STATED TASK A:
Recast the part of the entries that opens with the line containing "notice-body: Park Construction: Nullam" and closes with the line containing "notice-date: November 16, 2012" as a numbered list, both of those lines included and blank lines left out.

TEXT BLOCK:

## START

It was almost time to head back to the barn when I noticed the door on the port side of the pilothouse opening and out stepped Capt. Sal for what I was sure was the first time. He seemed as wide as he was tall with a red-flushed round face littered with a two-day stubble, a headful of wild hair, and big, meaty hands. I had to look back and forth between him and the pilothouse while trying to judge his girth with that of what I perceived was the interior dimensions of his inner sanctum. I had a most disturbing thought then: There was no head—a nautical bathroom for those not in the know—that could not have had any chance of even remotely fitting in there. Armed with that information, it was no wonder I quickly willed not going any further with that notion and instead, put that part of my mind under lock and key but not before I just managed to imagine the fleeting image of a five gallon bucket. Like not wanting to look at a train wreck…well, you know the rest.
He hitched up his tan khaki pants, and adjusted the tan khaki web belt that hung way below his ample stomach; the cinch that seemed to help prevent said gut from hanging to his knees, and tried to tuck in the back of his khaki shirt. He then gave a shrug of his shoulders, as if the whole ritual was a big waste of time. On his feet he wore some kind of bone-colored, paint spotted and oil-stained, and much worn boat shoes. Capt. Sal, I gathered, was an earth-toned kind of guy.
“How we doin’there, boys?” he croaked to some of the guys fishing at the rail as he flipped the butt of a cigarette up, out, and into the water and promptly lit another one. Not waiting for an answer, he waddled aft, totally at ease with the gentle roll of the drifting boat, looking at each fisherman’s catch, sometimes nodding and other times not until finally reaching a point on the other side of the boat just opposite where my friend and I had been fishing all day. And we knew where the head was.
“Hey,” I heard him say, after which he gave a quick, wet sounding cough and promptly took a big drag on his cigarette.

## END

STATED TASK B:
Answer these questions from the passage about Capt. Sal:
(i) What color were Capt. Sal's boat shoes?
(ii) What did Capt. Sal do with the butt of his cigarette?
(iii) Where did Capt. Sal's web belt hang?

ROWS:
## START

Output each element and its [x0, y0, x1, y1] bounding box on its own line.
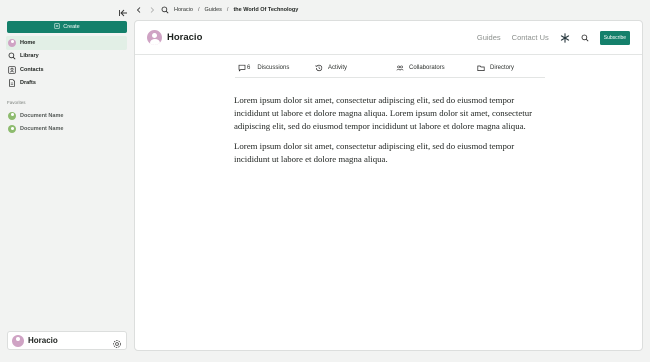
settings-gear-icon[interactable] [112, 336, 122, 348]
back-chevron-icon[interactable] [135, 6, 143, 14]
sidebar-item-contacts[interactable]: Contacts [6, 63, 127, 77]
sidebar: Create Home Library Contacts Drafts Favo… [0, 0, 133, 362]
asterisk-icon[interactable] [560, 32, 570, 43]
article-paragraph: Lorem ipsum dolor sit amet, consectetur … [234, 95, 533, 131]
sidebar-item-label: Drafts [20, 80, 36, 87]
favorite-item[interactable]: Document Name [6, 123, 127, 137]
search-icon[interactable] [581, 34, 589, 42]
sidebar-nav: Home Library Contacts Drafts [6, 36, 127, 90]
subscribe-button[interactable]: Subscribe [599, 30, 630, 45]
search-icon [8, 52, 16, 60]
avatar [147, 30, 162, 45]
user-card[interactable]: Horacio [7, 331, 127, 350]
tab-label: Collaborators [409, 65, 445, 71]
avatar [12, 334, 24, 347]
tab-activity[interactable]: Activity [315, 64, 396, 72]
nav-link-guides[interactable]: Guides [477, 33, 501, 42]
site-header: Horacio Guides Contact Us Subscribe [135, 21, 642, 55]
search-icon[interactable] [161, 6, 169, 14]
top-bar: Horacio / Guides / the World Of Technolo… [134, 0, 650, 20]
tab-collaborators[interactable]: Collaborators [396, 64, 477, 72]
breadcrumb-item[interactable]: Guides [204, 7, 221, 13]
people-icon [396, 64, 404, 72]
favorite-item[interactable]: Document Name [6, 109, 127, 123]
breadcrumb-separator: / [197, 7, 200, 13]
document-icon [8, 79, 16, 87]
sidebar-item-label: Contacts [20, 66, 44, 73]
tab-discussions[interactable]: 6 Discussions [235, 64, 315, 72]
document-avatar-icon [8, 125, 16, 134]
contacts-icon [8, 66, 16, 74]
collapse-sidebar-icon[interactable] [118, 5, 128, 17]
avatar [8, 38, 16, 47]
tab-directory[interactable]: Directory [477, 64, 514, 72]
nav-link-contact-us[interactable]: Contact Us [512, 33, 549, 42]
sidebar-item-label: Library [20, 53, 39, 60]
new-document-icon [54, 23, 60, 31]
favorites-list: Document Name Document Name [6, 109, 127, 136]
header-nav: Guides Contact Us Subscribe [477, 30, 630, 45]
create-button[interactable]: Create [7, 21, 127, 33]
main-panel: Horacio Guides Contact Us Subscribe 6 Di… [134, 20, 643, 351]
document-tabs: 6 Discussions Activity Collaborators Dir… [235, 59, 545, 78]
chat-icon [238, 64, 246, 72]
favorites-heading: Favorites [7, 100, 26, 105]
article-paragraph: Lorem ipsum dolor sit amet, consectetur … [234, 140, 515, 164]
document-avatar-icon [8, 111, 16, 120]
breadcrumb-separator: / [226, 7, 229, 13]
history-icon [315, 64, 323, 72]
article-body: Lorem ipsum dolor sit amet, consectetur … [234, 94, 536, 172]
brand[interactable]: Horacio [147, 30, 202, 45]
sidebar-item-home[interactable]: Home [6, 36, 127, 50]
forward-chevron-icon[interactable] [148, 6, 156, 14]
sidebar-item-library[interactable]: Library [6, 50, 127, 64]
brand-name: Horacio [167, 32, 203, 43]
favorite-item-label: Document Name [20, 112, 64, 119]
breadcrumb-current: the World Of Technology [233, 7, 299, 13]
breadcrumb-item[interactable]: Horacio [174, 7, 193, 13]
discussions-count: 6 [247, 65, 251, 71]
tab-label: Activity [328, 65, 348, 71]
user-name: Horacio [28, 336, 58, 345]
favorite-item-label: Document Name [20, 126, 64, 133]
breadcrumb: Horacio / Guides / the World Of Technolo… [174, 7, 298, 13]
sidebar-item-label: Home [20, 39, 36, 46]
tab-label: Directory [490, 65, 515, 71]
tab-label: Discussions [257, 65, 290, 71]
sidebar-item-drafts[interactable]: Drafts [6, 77, 127, 91]
folder-icon [477, 64, 485, 72]
create-button-label: Create [63, 24, 80, 30]
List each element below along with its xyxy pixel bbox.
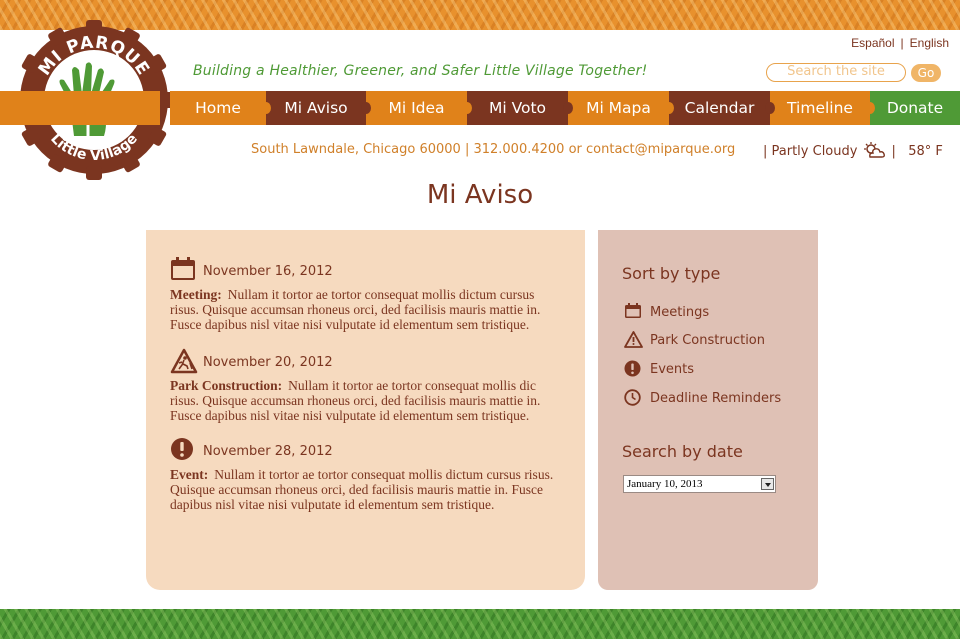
notice-body: Park Construction: Nullam it tortor ae to… [170,378,565,423]
search-go-button[interactable]: Go [911,64,941,82]
filter-sidebar: Sort by type Meetings Park Construction … [598,230,818,590]
notice-date: November 16, 2012 [203,264,333,279]
weather-info: | Partly Cloudy | 58° F [763,142,943,159]
tab-home[interactable]: Home [170,91,271,125]
notice-body: Meeting: Nullam it tortor ae tortor conse… [170,287,565,332]
exclamation-icon [624,360,641,377]
filter-label: Meetings [650,305,710,320]
chevron-down-icon[interactable] [761,478,774,490]
language-switcher: Español | English [851,36,949,50]
nav-strip [0,91,160,125]
bottom-pattern-band [0,609,960,639]
notice-type: Park Construction: [170,378,283,393]
search-by-date-heading: Search by date [622,442,743,461]
tab-mi-idea[interactable]: Mi Idea [366,91,472,125]
exclamation-icon [171,438,193,460]
filter-label: Park Construction [650,333,766,348]
notice-text: Nullam it tortor ae tortor consequat mol… [170,287,541,332]
weather-temp: 58° F [908,144,943,159]
construction-icon [170,348,198,374]
clock-icon [624,389,641,406]
tab-mi-aviso[interactable]: Mi Aviso [266,91,371,125]
partly-cloudy-icon [864,142,886,158]
main-nav: Home Mi Aviso Mi Idea Mi Voto Mi Mapa Ca… [0,91,960,125]
tab-mi-mapa[interactable]: Mi Mapa [568,91,674,125]
weather-condition: | Partly Cloudy [763,144,858,159]
notice-text: Nullam it tortor ae tortor consequat mol… [170,467,554,512]
sort-by-type-heading: Sort by type [622,264,721,283]
search-input[interactable]: Search the site [766,63,906,82]
notice-type: Event: [170,467,209,482]
notices-panel: November 16, 2012 Meeting: Nullam it tort… [146,230,585,590]
date-select-value: January 10, 2013 [627,478,703,490]
lang-english-link[interactable]: English [910,36,949,50]
notice-date: November 28, 2012 [203,444,333,459]
weather-separator: | [891,144,896,159]
tab-timeline[interactable]: Timeline [770,91,875,125]
calendar-icon [625,303,641,318]
notice-item: November 16, 2012 Meeting: Nullam it tort… [170,257,565,332]
lang-espanol-link[interactable]: Español [851,36,894,50]
notice-type: Meeting: [170,287,222,302]
warning-icon [624,331,643,348]
notice-item: November 28, 2012 Event: Nullam it tortor… [170,437,565,512]
lang-separator: | [900,36,904,50]
site-tagline: Building a Healthier, Greener, and Safer… [193,63,648,79]
date-select[interactable]: January 10, 2013 [623,475,776,493]
page-title: Mi Aviso [426,180,534,210]
notice-date: November 20, 2012 [203,355,333,370]
tab-mi-voto[interactable]: Mi Voto [467,91,573,125]
notice-item: November 20, 2012 Park Construction: Null… [170,348,565,423]
tab-calendar[interactable]: Calendar [669,91,775,125]
filter-label: Deadline Reminders [650,391,782,406]
tab-donate[interactable]: Donate [870,91,960,125]
filter-label: Events [650,362,695,377]
contact-info: South Lawndale, Chicago 60000 | 312.000.… [251,142,736,157]
notice-body: Event: Nullam it tortor ae tortor consequ… [170,467,565,512]
calendar-icon [171,257,195,280]
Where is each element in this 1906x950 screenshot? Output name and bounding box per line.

## END

PROBLEM SOLUTION A:
1. notice-body: Park Construction: Nullam it tortor ae to… [170,378,565,423]
2. search-go-button[interactable]: Go [911,64,941,82]
3. filter-sidebar: Sort by type Meetings Park Construction … [598,230,818,590]
4. notice-date: November 16, 2012 [203,264,333,279]

PROBLEM SOLUTION B:
(i) They were bone-colored.
(ii) He flipped it up, out, and into the water.
(iii) It hung way below his ample stomach.